> **FRAGMENTO DE ORIGEN**
┌────────
Una vez los participantes habían completado las medidas de personalidad, les pedíamos que hicieran la tarea de los puntos, presumiblemente no relacionada con las preguntas. En el caso de que no recordemos la tarea, podemos volver a las páginas 118-119 del capítulo 5, «Por qué engañamos más si llevamos falsificaciones».
¿Qué creen que pasó? Los participantes que escogían un mayor número de adjetivos creativos, participaban en actividades creativas más a menudo y se consideraban más creativos, ¿engañaban más, menos o aproximadamente igual que los no creativos?
Observamos que los participantes que pulsaban el botón «más en la derecha» (el que paga más) con más frecuencia solían ser los mismos que puntuaban más alto en las tres medidas de creatividad. Por otra parte, la diferencia entre individuos más y menos creativos era más acusada en los casos en que la diferencia entre el número de puntos en la derecha y la izquierda era relativamente pequeña.
Esto daba a entender que la diferencia entre individuos creativos y menos creativos entraba en juego sobre todo cuando hay ambigüedad en la situación y, a la vez, más margen para la justificación. Cuando había una diferencia obvia entre el número de puntos a un lado y otro de la diagonal, los participantes simplemente tenían que decidir si mentir o no. Pero si los ensayos eran más ambiguos y resultaba más difícil saber si había más puntos a la derecha o a la izquierda de la diagonal, aparecía la creatividad —y se hacían más trampas—. Cuanto más creativos eran los individuos, con más habilidad se explicaban a sí mismos por qué había más puntos en la derecha (el lado con más recompensa).
En pocas palabras, el vínculo entre creatividad y deshonestidad parece relacionado con la capacidad para contarnos a nosotros mismos historias sobre cómo estamos haciendo la cosa correcta, incluso cuando no es así. Cuanto más creativos seamos, más capaces seremos de idear nuevas historias que nos ayuden a justificar nuestros intereses egoístas.
¿Importa la inteligencia?
Aunque era un resultado interesante, no nos entusiasmamos demasiado. Ese primer estudio ponía de manifiesto que la creatividad y la deshonestidad guardan correlación, pero esto no significa forzosamente que la primera esté vinculada directamente a la segunda. Por ejemplo, ¿y si un tercer factor como la inteligencia fuera el factor relacionado tanto con la creatividad como con la deshonestidad?
El vínculo entre inteligencia, creatividad y deshonestidad parece especialmente creíble si tenemos en cuenta lo listos que serían individuos como Bernie Madoff —el Ponzi moderno— o el famoso falsificador de cheques Frank Abagnale (autor de Atrápame si puedes) para engañar a tanta gente. Por tanto, nuestro paso siguiente sería llevar a cabo un experimento en el que determinaríamos si el mejor pronosticador de deshonestidad era la creatividad o la inteligencia.
└────────
> **ENTRADAS**
┌────────
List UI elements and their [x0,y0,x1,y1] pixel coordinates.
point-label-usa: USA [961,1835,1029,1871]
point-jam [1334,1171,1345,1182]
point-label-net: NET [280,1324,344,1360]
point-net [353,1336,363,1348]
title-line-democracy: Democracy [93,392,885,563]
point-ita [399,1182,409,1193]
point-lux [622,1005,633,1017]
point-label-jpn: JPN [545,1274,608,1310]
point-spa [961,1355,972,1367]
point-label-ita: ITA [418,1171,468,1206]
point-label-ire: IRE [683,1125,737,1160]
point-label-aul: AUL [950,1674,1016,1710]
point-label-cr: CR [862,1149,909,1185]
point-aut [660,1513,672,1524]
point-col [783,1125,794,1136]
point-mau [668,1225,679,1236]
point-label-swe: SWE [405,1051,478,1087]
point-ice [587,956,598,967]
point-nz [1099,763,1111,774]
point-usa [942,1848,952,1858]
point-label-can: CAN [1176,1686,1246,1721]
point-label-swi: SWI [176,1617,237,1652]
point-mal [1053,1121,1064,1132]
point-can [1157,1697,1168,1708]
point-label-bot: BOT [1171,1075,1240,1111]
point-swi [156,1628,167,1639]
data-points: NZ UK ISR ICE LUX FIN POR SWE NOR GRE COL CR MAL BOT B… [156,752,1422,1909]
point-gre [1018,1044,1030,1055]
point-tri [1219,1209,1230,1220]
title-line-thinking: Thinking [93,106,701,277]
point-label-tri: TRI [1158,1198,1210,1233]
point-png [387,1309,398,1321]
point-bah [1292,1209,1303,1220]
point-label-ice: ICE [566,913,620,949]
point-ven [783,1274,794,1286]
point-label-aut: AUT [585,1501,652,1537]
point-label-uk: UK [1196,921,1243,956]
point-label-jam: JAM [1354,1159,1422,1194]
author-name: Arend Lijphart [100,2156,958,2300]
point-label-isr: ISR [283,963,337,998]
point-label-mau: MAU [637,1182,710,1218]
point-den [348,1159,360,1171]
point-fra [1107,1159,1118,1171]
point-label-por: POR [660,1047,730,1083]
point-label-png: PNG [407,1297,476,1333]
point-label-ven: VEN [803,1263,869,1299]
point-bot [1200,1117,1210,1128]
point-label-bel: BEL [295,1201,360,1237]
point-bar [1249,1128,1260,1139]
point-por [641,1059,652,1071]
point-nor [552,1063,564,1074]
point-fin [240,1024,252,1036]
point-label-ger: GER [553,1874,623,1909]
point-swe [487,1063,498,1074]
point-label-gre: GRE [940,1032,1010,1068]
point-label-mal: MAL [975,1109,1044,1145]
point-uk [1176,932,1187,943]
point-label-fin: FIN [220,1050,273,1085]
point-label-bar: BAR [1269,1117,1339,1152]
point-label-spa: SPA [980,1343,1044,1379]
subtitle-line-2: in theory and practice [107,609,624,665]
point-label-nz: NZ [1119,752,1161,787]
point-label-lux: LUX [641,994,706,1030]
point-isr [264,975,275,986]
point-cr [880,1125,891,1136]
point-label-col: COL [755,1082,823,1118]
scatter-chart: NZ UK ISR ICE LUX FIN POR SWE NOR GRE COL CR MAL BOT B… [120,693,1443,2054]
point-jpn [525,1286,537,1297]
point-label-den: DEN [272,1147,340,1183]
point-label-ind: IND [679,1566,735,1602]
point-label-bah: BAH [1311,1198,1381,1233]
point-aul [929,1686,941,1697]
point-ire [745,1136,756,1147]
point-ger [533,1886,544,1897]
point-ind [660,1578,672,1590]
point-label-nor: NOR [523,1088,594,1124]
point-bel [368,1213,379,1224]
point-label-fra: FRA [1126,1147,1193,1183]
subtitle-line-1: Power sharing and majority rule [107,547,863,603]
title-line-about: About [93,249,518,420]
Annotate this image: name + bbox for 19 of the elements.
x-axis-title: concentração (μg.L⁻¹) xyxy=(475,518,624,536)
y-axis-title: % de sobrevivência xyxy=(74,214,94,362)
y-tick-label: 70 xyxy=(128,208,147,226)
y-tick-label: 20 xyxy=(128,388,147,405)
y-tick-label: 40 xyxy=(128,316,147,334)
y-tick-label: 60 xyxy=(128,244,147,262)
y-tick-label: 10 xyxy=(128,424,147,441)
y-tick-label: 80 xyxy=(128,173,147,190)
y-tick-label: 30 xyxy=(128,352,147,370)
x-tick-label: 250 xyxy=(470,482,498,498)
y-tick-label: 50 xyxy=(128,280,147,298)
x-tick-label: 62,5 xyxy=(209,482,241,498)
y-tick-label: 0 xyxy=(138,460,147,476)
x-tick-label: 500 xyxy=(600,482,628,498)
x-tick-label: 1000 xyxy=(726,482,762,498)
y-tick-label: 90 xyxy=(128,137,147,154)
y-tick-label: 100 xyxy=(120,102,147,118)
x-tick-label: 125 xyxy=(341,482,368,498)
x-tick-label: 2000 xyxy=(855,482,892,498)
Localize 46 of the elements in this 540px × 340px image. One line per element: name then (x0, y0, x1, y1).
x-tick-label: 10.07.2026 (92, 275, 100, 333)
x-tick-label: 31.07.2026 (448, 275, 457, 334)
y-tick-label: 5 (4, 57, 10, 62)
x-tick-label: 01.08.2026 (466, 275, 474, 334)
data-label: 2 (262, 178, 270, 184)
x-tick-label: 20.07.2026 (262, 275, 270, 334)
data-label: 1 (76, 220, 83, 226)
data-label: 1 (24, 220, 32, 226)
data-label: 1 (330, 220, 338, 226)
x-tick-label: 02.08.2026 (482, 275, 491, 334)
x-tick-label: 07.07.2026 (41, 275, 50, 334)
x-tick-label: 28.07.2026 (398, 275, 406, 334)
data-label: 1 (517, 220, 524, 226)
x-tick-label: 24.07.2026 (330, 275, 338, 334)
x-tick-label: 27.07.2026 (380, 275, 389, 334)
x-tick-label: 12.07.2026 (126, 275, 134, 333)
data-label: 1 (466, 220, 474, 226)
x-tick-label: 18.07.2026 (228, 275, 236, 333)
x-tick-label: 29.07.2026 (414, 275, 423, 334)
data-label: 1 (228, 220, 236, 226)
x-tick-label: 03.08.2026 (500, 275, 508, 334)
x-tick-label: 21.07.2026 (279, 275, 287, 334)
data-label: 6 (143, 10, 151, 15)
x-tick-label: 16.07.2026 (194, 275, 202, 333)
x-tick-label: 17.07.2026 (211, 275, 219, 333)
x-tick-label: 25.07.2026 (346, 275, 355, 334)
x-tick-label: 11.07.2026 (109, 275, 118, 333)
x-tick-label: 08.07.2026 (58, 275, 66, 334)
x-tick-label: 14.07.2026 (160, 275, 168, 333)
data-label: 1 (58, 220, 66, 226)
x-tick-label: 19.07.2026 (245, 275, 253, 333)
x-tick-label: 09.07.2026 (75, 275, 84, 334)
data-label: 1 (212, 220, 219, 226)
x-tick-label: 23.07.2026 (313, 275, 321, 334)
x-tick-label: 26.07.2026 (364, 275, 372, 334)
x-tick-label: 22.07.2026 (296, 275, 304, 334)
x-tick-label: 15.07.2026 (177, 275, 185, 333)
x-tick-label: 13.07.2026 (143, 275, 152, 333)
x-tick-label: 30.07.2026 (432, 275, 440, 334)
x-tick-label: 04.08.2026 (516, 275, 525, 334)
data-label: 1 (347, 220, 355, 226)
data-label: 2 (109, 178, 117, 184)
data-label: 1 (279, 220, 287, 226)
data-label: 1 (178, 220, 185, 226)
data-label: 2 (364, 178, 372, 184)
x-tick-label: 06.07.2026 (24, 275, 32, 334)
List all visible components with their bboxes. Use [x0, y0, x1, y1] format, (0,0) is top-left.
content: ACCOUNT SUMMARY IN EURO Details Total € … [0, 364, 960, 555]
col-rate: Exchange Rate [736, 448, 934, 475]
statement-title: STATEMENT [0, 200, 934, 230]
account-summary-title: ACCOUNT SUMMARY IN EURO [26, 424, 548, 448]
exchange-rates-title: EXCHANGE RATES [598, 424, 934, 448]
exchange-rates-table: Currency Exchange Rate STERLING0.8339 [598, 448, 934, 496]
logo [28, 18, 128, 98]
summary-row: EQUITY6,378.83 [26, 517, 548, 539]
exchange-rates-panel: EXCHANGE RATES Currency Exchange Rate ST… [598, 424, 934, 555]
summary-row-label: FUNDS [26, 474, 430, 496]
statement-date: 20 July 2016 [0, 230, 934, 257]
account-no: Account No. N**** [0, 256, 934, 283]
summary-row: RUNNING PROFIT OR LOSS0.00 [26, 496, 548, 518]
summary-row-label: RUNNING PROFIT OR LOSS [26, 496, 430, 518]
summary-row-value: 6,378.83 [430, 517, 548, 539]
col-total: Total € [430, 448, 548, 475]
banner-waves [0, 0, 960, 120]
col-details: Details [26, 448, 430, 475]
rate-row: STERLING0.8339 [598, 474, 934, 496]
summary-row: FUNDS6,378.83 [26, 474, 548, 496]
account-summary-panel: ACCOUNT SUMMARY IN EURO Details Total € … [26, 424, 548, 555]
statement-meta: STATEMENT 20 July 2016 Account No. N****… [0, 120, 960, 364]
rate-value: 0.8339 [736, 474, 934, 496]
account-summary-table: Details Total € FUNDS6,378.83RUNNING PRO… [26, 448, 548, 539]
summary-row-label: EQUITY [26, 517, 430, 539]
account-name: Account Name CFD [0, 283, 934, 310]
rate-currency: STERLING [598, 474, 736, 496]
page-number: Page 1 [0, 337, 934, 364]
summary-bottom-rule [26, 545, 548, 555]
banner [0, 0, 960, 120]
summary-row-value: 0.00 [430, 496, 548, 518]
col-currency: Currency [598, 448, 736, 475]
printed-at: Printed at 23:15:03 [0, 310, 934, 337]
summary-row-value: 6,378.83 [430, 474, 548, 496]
└────────
> **TAREAS**
1. Responda, según el fragmento sobre creatividad y deshonestidad:
(a) ¿En qué páginas y capítulo se puede repasar la tarea de los puntos?
(b) ¿Qué tercer factor se plantea como posible vínculo tanto con la creatividad como con la deshonestidad?
(c) ¿De qué libro figura como autor Frank Abagnale?
2. Transcriba literalmente el pasaje del fragmento sobre creatividad y deshonestidad que comienza en las palabras "Esto daba a" y termina tras "con más recompensa).".

> **SOLUCIONES**
1.
(a) En las páginas 118-119 del capítulo 5, «Por qué engañamos más si llevamos falsificaciones».
(b) La inteligencia.
(c) De *Atrápame si puedes*.

2.
Esto daba a entender que la diferencia entre individuos creativos y menos creativos entraba en juego sobre todo cuando hay ambigüedad en la situación y, a la vez, más margen para la justificación. Cuando había una diferencia obvia entre el número de puntos a un lado y otro de la diagonal, los participantes simplemente tenían que decidir si mentir o no. Pero si los ensayos eran más ambiguos y resultaba más difícil saber si había más puntos a la derecha o a la izquierda de la diagonal, aparecía la creatividad —y se hacían más trampas—. Cuanto más creativos eran los individuos, con más habilidad se explicaban a sí mismos por qué había más puntos en la derecha (el lado con más recompensa).